The task. From the listing below, pick out each line with the word "aspect".

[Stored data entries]
·····

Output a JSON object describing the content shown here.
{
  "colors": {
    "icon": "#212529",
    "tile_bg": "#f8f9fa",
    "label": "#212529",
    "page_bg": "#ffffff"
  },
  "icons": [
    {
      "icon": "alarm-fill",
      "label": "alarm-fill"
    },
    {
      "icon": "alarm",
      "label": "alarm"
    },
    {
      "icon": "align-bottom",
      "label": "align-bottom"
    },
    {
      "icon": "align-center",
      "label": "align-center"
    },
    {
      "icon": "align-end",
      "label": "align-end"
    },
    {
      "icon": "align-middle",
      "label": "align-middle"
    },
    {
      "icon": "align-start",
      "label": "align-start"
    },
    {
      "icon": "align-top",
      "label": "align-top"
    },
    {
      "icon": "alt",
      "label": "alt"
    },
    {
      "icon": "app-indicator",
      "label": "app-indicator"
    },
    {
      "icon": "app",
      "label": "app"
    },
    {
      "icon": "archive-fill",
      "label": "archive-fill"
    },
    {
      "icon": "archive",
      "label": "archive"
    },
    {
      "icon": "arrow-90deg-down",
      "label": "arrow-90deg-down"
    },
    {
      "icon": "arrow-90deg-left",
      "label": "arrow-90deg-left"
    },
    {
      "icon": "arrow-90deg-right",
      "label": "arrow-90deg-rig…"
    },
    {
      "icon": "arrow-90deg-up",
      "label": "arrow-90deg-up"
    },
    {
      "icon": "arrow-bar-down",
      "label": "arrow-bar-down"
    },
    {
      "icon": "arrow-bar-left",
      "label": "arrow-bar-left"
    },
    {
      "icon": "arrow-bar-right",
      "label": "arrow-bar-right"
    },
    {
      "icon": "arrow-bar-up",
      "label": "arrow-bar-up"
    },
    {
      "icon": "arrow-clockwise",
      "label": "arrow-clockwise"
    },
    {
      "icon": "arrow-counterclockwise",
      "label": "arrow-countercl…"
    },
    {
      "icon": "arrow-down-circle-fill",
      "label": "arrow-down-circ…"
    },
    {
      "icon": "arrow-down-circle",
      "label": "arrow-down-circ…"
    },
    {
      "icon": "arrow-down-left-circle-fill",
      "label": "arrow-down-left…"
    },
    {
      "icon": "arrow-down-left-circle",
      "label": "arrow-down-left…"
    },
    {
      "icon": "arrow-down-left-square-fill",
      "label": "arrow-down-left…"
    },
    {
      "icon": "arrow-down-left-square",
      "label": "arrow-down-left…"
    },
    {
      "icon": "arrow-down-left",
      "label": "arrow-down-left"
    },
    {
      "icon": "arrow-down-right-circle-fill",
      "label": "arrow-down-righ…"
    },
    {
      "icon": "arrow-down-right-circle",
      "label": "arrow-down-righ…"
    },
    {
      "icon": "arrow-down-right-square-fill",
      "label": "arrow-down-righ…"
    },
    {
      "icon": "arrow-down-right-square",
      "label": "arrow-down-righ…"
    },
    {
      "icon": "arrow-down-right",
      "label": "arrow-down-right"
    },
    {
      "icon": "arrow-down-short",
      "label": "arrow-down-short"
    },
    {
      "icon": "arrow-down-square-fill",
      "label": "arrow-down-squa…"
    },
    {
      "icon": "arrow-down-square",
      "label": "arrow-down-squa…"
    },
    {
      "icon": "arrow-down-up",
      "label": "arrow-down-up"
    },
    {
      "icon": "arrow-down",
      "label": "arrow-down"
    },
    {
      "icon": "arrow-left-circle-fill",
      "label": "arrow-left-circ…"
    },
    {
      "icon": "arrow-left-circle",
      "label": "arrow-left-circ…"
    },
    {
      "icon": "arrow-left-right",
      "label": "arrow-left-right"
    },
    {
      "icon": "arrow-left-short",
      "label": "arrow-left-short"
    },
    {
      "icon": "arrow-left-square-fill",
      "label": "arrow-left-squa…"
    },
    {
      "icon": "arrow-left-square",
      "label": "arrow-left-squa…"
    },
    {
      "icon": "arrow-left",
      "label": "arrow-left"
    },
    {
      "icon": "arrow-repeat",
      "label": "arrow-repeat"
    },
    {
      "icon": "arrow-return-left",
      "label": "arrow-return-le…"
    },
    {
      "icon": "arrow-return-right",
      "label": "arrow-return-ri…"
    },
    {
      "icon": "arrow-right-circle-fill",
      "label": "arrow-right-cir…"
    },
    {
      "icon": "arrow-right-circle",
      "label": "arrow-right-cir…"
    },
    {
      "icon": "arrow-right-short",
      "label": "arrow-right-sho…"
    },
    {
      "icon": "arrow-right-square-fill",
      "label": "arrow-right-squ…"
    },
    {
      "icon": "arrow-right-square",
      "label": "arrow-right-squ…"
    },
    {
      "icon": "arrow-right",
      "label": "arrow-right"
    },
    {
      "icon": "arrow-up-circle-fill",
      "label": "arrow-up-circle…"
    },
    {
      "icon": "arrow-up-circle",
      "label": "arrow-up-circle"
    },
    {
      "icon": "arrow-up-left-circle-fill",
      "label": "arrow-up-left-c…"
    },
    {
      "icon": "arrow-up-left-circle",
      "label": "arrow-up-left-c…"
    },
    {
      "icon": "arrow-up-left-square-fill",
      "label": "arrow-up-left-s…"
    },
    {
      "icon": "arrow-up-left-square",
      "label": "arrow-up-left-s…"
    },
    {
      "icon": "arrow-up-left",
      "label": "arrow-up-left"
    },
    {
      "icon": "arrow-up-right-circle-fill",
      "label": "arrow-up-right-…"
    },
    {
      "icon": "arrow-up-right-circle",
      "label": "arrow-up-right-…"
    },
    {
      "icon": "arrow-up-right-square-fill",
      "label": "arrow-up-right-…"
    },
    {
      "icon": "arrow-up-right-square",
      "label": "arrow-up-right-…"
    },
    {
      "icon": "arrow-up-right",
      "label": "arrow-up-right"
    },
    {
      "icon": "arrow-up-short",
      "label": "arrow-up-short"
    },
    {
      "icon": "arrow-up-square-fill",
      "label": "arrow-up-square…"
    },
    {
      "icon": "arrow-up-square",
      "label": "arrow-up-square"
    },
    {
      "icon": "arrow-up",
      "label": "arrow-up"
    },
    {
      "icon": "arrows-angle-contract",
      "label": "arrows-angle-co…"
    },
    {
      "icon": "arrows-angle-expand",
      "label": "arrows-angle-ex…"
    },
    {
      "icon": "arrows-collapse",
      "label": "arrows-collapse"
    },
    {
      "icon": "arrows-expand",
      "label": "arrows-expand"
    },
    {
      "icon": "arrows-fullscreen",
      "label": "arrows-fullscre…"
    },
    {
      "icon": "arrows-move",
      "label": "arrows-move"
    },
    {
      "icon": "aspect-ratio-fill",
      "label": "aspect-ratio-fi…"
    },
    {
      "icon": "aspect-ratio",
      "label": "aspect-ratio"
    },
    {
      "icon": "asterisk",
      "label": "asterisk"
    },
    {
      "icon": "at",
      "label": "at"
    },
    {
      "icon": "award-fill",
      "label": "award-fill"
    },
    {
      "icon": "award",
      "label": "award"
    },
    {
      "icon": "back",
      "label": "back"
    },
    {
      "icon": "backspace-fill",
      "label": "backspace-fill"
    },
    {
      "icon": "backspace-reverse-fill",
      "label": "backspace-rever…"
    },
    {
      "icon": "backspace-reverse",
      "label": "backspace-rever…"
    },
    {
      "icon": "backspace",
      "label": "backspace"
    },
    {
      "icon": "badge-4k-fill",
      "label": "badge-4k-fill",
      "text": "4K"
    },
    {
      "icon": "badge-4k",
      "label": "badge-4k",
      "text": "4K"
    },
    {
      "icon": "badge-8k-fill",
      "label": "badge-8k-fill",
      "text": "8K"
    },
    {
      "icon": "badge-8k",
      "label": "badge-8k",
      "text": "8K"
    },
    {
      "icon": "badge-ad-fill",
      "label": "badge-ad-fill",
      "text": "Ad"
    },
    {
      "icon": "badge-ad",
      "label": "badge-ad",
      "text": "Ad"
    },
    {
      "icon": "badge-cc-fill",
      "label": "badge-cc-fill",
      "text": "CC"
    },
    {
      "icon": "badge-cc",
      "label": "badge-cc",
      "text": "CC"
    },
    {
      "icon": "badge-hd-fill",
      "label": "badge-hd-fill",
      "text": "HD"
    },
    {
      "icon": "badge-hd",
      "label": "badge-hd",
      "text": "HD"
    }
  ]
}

·····

Task output.
      "icon": "aspect-ratio-fill",
      "label": "aspect-ratio-fi…"
      "icon": "aspect-ratio",
      "label": "aspect-ratio"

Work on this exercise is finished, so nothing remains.